Annotated element listings

┄┄┄┄┄┄┄┄┄┄

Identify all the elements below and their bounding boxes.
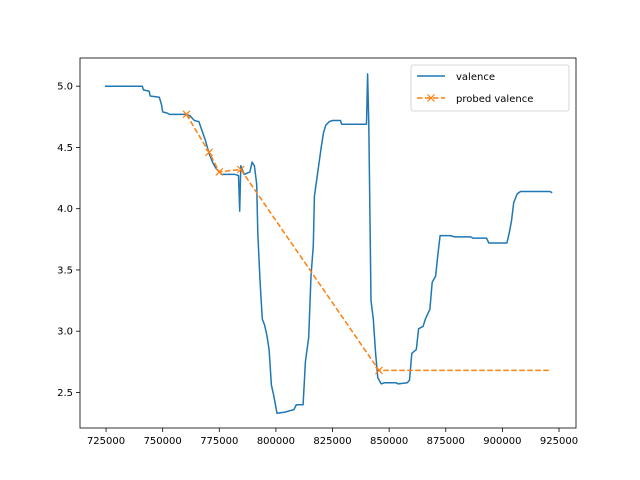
probe-marker (236, 165, 245, 174)
legend: valence probed valence (410, 64, 570, 112)
x-tick-label: 825000 (313, 436, 351, 447)
y-axis: 2.5 3.0 3.5 4.0 4.5 5.0 (57, 82, 80, 399)
x-tick-label: 725000 (87, 436, 125, 447)
legend-x-marker (427, 94, 435, 102)
legend-marker-probed-valence (427, 94, 435, 102)
legend-label-probed-valence: probed valence (456, 94, 533, 105)
y-tick-label: 3.5 (57, 265, 73, 276)
series-line-valence (104, 73, 553, 415)
probe-marker (182, 110, 191, 119)
series-layer (104, 73, 553, 415)
series-line-probed-valence (185, 114, 550, 372)
x-tick-label: 850000 (370, 436, 408, 447)
x-tick-label: 900000 (483, 436, 521, 447)
y-tick-label: 4.5 (57, 143, 73, 154)
x-tick-label: 875000 (427, 436, 465, 447)
x-tick-label: 925000 (540, 436, 578, 447)
x-axis: 725000 750000 775000 800000 825000 850000 8750… (87, 428, 578, 447)
y-tick-label: 3.0 (57, 327, 73, 338)
plot-area (104, 73, 553, 415)
legend-label-valence: valence (456, 72, 495, 83)
x-tick-label: 750000 (144, 436, 182, 447)
probe-marker (375, 366, 383, 375)
probe-marker (205, 148, 214, 157)
y-tick-label: 4.0 (57, 204, 73, 215)
x-tick-label: 800000 (257, 436, 295, 447)
x-tick-label: 775000 (200, 436, 238, 447)
probe-marker (215, 168, 224, 176)
legend-box (410, 64, 570, 112)
axes-frame (79, 57, 577, 429)
y-tick-label: 5.0 (57, 82, 73, 93)
y-tick-label: 2.5 (57, 388, 73, 399)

┄┄┄┄┄┄┄┄┄┄

PROBLEM DETAILS => Reproduce every line of the entries above word for word, but leave out the pictures.

RESULT FOR THIS TASK =>
Identify all the elements below and their bounding boxes.
probe-marker (236, 165, 245, 174)
legend: valence probed valence (410, 64, 570, 112)
x-tick-label: 825000 (313, 436, 351, 447)
y-axis: 2.5 3.0 3.5 4.0 4.5 5.0 (57, 82, 80, 399)
x-tick-label: 725000 (87, 436, 125, 447)
legend-x-marker (427, 94, 435, 102)
legend-marker-probed-valence (427, 94, 435, 102)
legend-label-probed-valence: probed valence (456, 94, 533, 105)
y-tick-label: 3.5 (57, 265, 73, 276)
series-line-valence (104, 73, 553, 415)
probe-marker (182, 110, 191, 119)
series-layer (104, 73, 553, 415)
series-line-probed-valence (185, 114, 550, 372)
x-tick-label: 850000 (370, 436, 408, 447)
x-tick-label: 900000 (483, 436, 521, 447)
y-tick-label: 4.5 (57, 143, 73, 154)
x-tick-label: 875000 (427, 436, 465, 447)
x-tick-label: 925000 (540, 436, 578, 447)
x-axis: 725000 750000 775000 800000 825000 850000 8750… (87, 428, 578, 447)
y-tick-label: 3.0 (57, 327, 73, 338)
plot-area (104, 73, 553, 415)
legend-label-valence: valence (456, 72, 495, 83)
x-tick-label: 750000 (144, 436, 182, 447)
probe-marker (375, 366, 383, 375)
probe-marker (205, 148, 214, 157)
y-tick-label: 4.0 (57, 204, 73, 215)
x-tick-label: 800000 (257, 436, 295, 447)
x-tick-label: 775000 (200, 436, 238, 447)
probe-marker (215, 168, 224, 176)
legend-box (410, 64, 570, 112)
axes-frame (79, 57, 577, 429)
y-tick-label: 5.0 (57, 82, 73, 93)
y-tick-label: 2.5 (57, 388, 73, 399)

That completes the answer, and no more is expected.